→ **What is needed**
Output every entry exactly as written, but omit the pictures.

→ **Extracted data**
+ + + + +

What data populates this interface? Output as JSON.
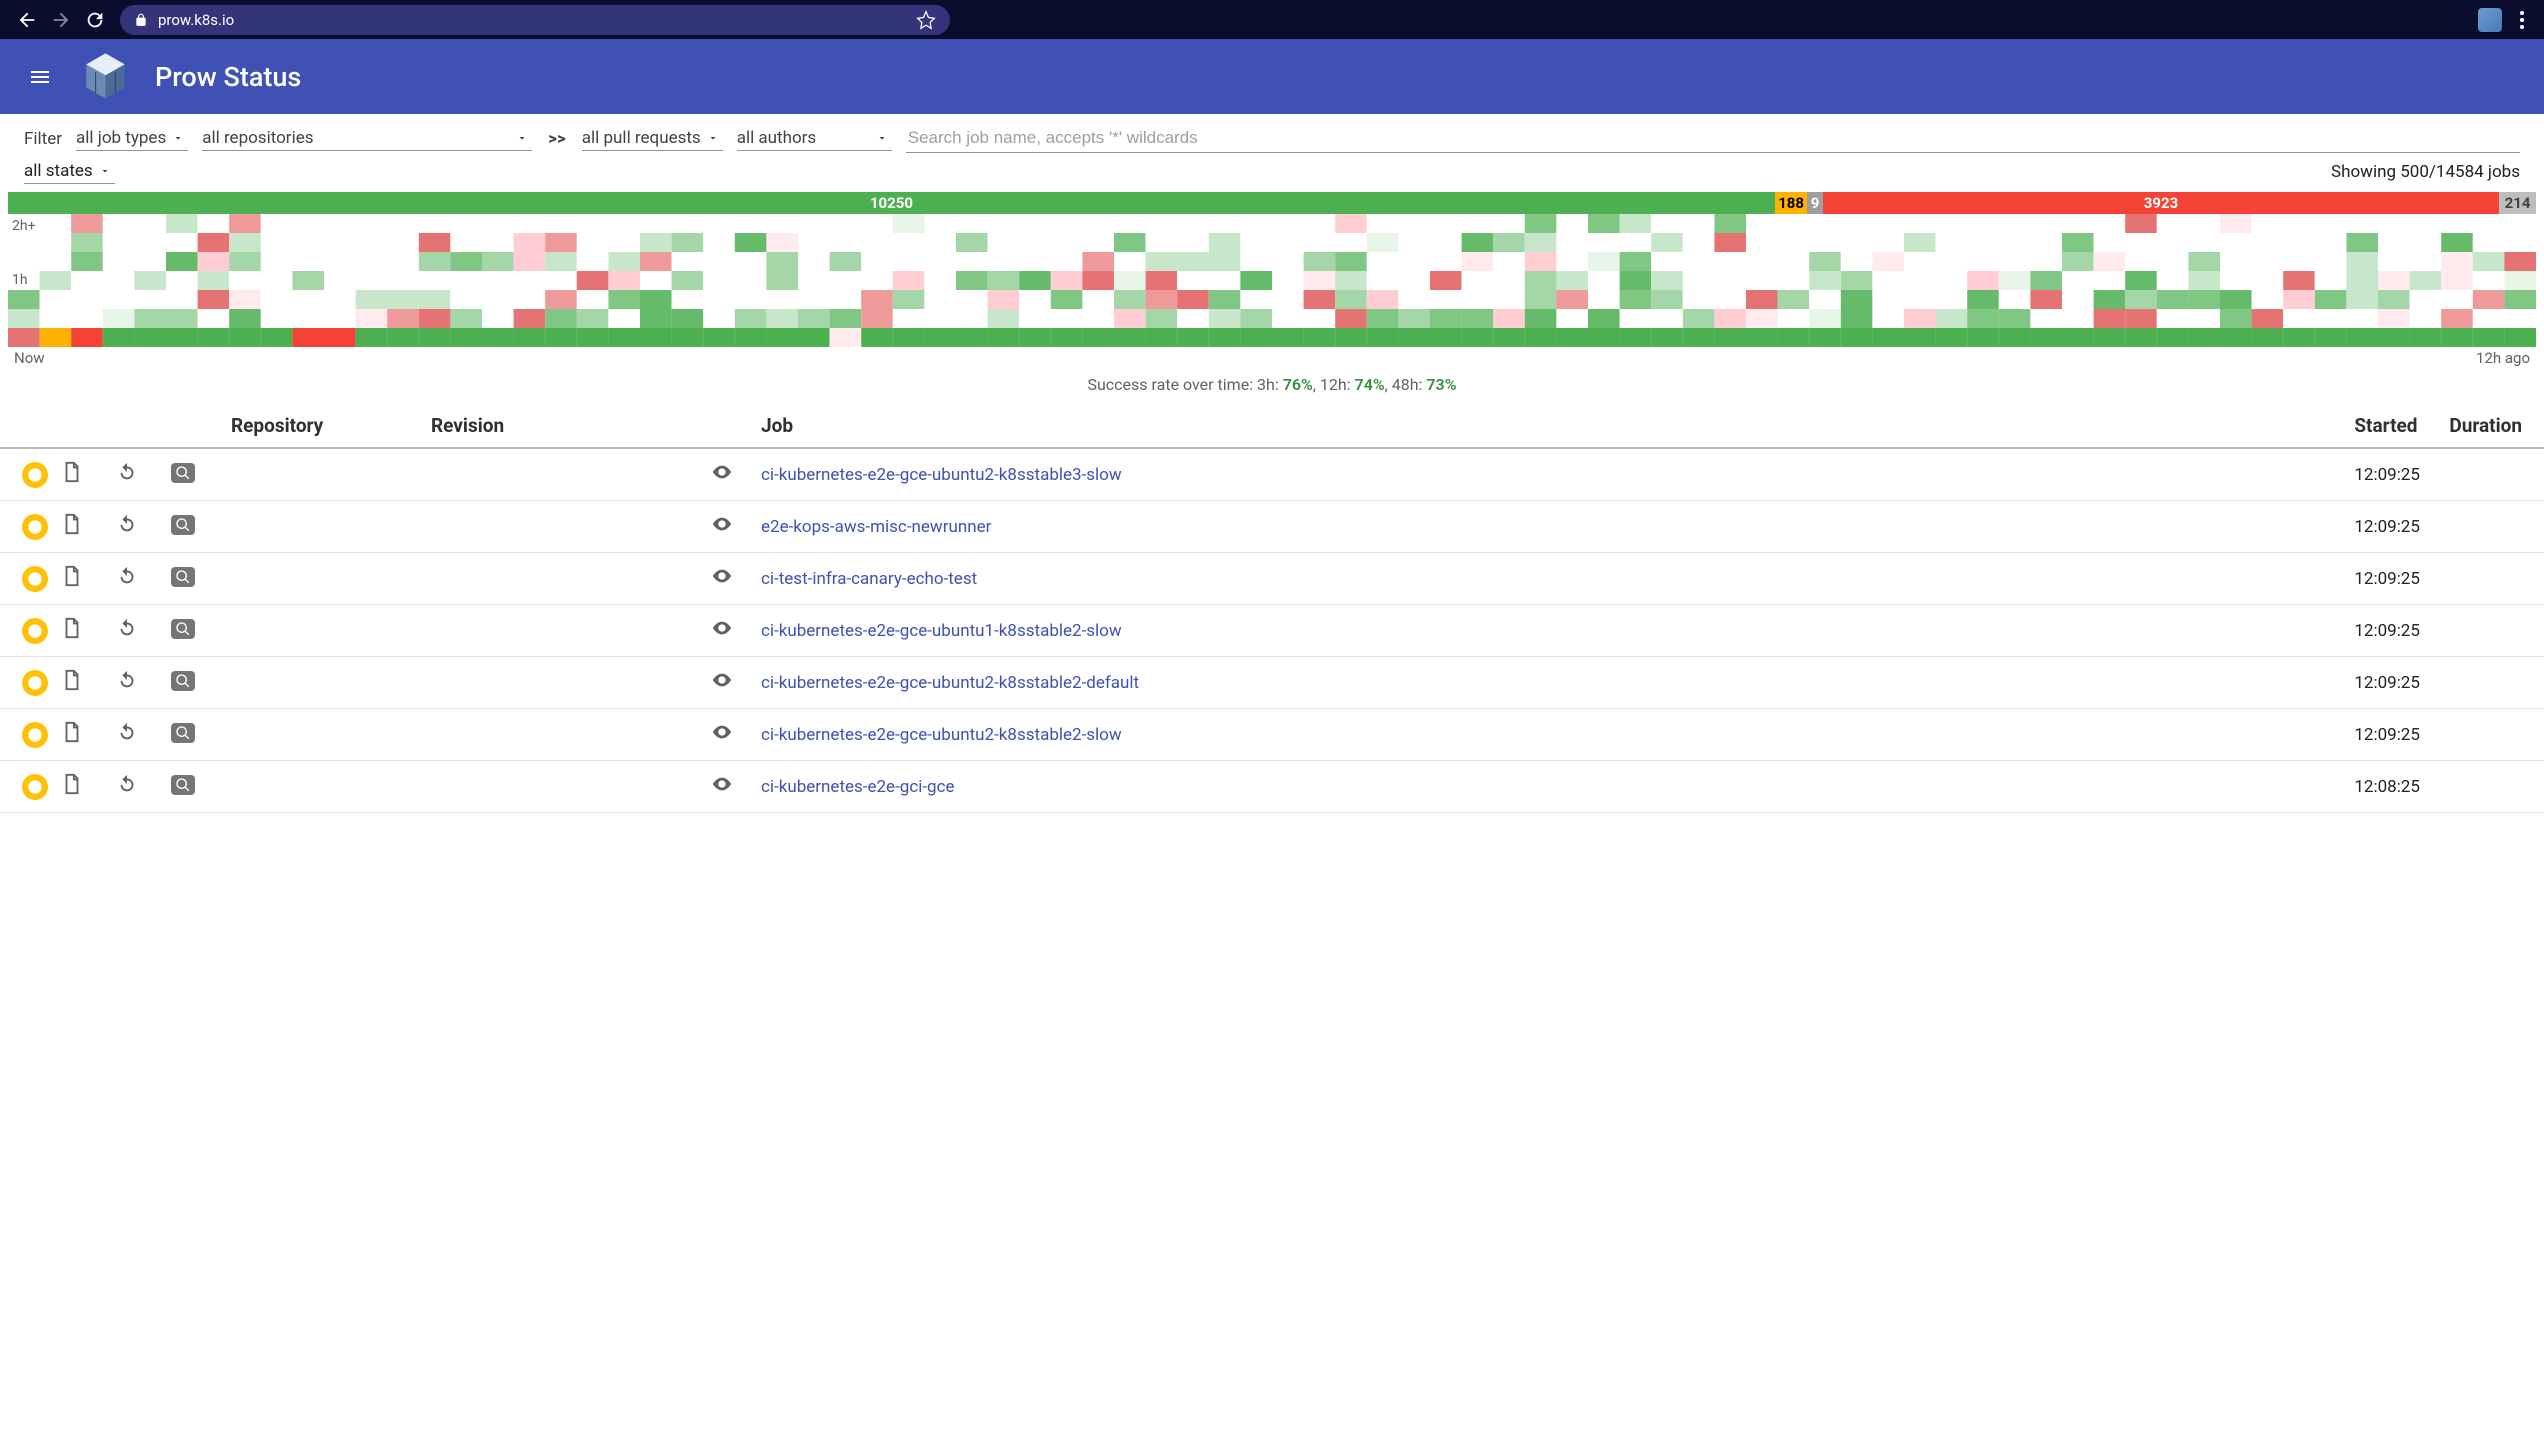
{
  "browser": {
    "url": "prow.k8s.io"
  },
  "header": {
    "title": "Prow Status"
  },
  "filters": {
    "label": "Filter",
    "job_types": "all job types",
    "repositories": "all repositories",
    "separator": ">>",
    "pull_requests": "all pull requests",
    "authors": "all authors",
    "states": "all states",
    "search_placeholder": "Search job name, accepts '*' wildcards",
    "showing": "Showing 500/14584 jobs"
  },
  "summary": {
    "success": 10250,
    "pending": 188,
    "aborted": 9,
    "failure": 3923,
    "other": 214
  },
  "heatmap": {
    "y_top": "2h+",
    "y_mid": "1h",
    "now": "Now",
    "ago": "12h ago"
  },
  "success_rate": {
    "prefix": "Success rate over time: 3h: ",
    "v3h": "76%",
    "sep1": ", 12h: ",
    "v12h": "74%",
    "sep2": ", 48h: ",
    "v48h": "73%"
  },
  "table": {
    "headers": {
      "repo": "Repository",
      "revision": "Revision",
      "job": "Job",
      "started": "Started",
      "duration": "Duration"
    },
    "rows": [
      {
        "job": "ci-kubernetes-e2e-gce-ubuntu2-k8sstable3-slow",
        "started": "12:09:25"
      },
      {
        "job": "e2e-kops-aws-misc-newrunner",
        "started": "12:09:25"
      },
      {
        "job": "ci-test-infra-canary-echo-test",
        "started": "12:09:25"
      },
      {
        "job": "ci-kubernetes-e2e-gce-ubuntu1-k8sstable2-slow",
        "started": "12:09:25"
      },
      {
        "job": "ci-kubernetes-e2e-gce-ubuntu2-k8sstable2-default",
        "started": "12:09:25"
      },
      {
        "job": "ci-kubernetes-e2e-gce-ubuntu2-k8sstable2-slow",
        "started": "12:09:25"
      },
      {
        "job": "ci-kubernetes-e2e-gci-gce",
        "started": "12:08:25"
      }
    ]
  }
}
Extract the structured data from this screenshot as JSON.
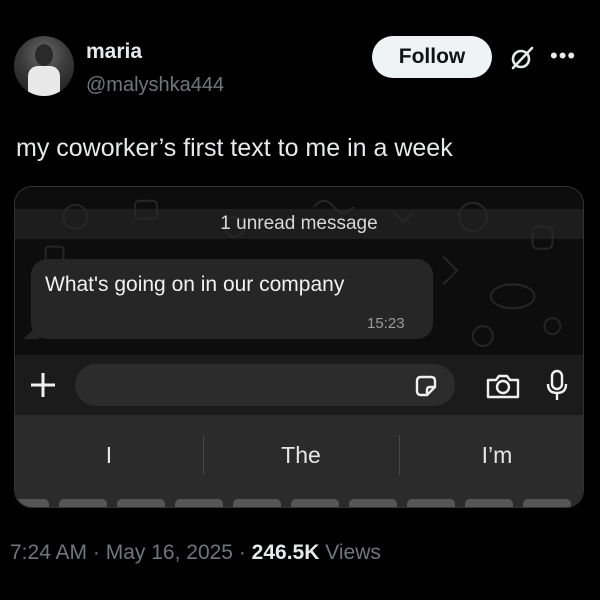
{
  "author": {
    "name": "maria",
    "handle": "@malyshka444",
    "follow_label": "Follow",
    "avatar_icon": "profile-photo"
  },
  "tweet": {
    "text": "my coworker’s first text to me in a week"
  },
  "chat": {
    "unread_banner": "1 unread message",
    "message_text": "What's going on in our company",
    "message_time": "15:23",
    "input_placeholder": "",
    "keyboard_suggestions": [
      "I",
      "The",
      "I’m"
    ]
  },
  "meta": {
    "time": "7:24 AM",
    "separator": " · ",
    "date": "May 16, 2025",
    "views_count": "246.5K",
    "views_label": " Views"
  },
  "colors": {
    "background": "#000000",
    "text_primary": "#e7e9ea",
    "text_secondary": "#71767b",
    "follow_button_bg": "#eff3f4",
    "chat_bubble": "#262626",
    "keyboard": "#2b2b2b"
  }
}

+ + + + +

→ **Correct result**
What data populates this interface? Output as JSON.
{
  "browser": {
    "url": "prow.k8s.io"
  },
  "header": {
    "title": "Prow Status"
  },
  "filters": {
    "label": "Filter",
    "job_types": "all job types",
    "repositories": "all repositories",
    "separator": ">>",
    "pull_requests": "all pull requests",
    "authors": "all authors",
    "states": "all states",
    "search_placeholder": "Search job name, accepts '*' wildcards",
    "showing": "Showing 500/14584 jobs"
  },
  "summary": {
    "success": 10250,
    "pending": 188,
    "aborted": 9,
    "failure": 3923,
    "other": 214
  },
  "heatmap": {
    "y_top": "2h+",
    "y_mid": "1h",
    "now": "Now",
    "ago": "12h ago"
  },
  "success_rate": {
    "prefix": "Success rate over time: 3h: ",
    "v3h": "76%",
    "sep1": ", 12h: ",
    "v12h": "74%",
    "sep2": ", 48h: ",
    "v48h": "73%"
  },
  "table": {
    "headers": {
      "repo": "Repository",
      "revision": "Revision",
      "job": "Job",
      "started": "Started",
      "duration": "Duration"
    },
    "rows": [
      {
        "job": "ci-kubernetes-e2e-gce-ubuntu2-k8sstable3-slow",
        "started": "12:09:25"
      },
      {
        "job": "e2e-kops-aws-misc-newrunner",
        "started": "12:09:25"
      },
      {
        "job": "ci-test-infra-canary-echo-test",
        "started": "12:09:25"
      },
      {
        "job": "ci-kubernetes-e2e-gce-ubuntu1-k8sstable2-slow",
        "started": "12:09:25"
      },
      {
        "job": "ci-kubernetes-e2e-gce-ubuntu2-k8sstable2-default",
        "started": "12:09:25"
      },
      {
        "job": "ci-kubernetes-e2e-gce-ubuntu2-k8sstable2-slow",
        "started": "12:09:25"
      },
      {
        "job": "ci-kubernetes-e2e-gci-gce",
        "started": "12:08:25"
      }
    ]
  }
}
Extract the structured data from this screenshot as JSON.
{
  "author": {
    "name": "maria",
    "handle": "@malyshka444",
    "follow_label": "Follow",
    "avatar_icon": "profile-photo"
  },
  "tweet": {
    "text": "my coworker’s first text to me in a week"
  },
  "chat": {
    "unread_banner": "1 unread message",
    "message_text": "What's going on in our company",
    "message_time": "15:23",
    "input_placeholder": "",
    "keyboard_suggestions": [
      "I",
      "The",
      "I’m"
    ]
  },
  "meta": {
    "time": "7:24 AM",
    "separator": " · ",
    "date": "May 16, 2025",
    "views_count": "246.5K",
    "views_label": " Views"
  },
  "colors": {
    "background": "#000000",
    "text_primary": "#e7e9ea",
    "text_secondary": "#71767b",
    "follow_button_bg": "#eff3f4",
    "chat_bubble": "#262626",
    "keyboard": "#2b2b2b"
  }
}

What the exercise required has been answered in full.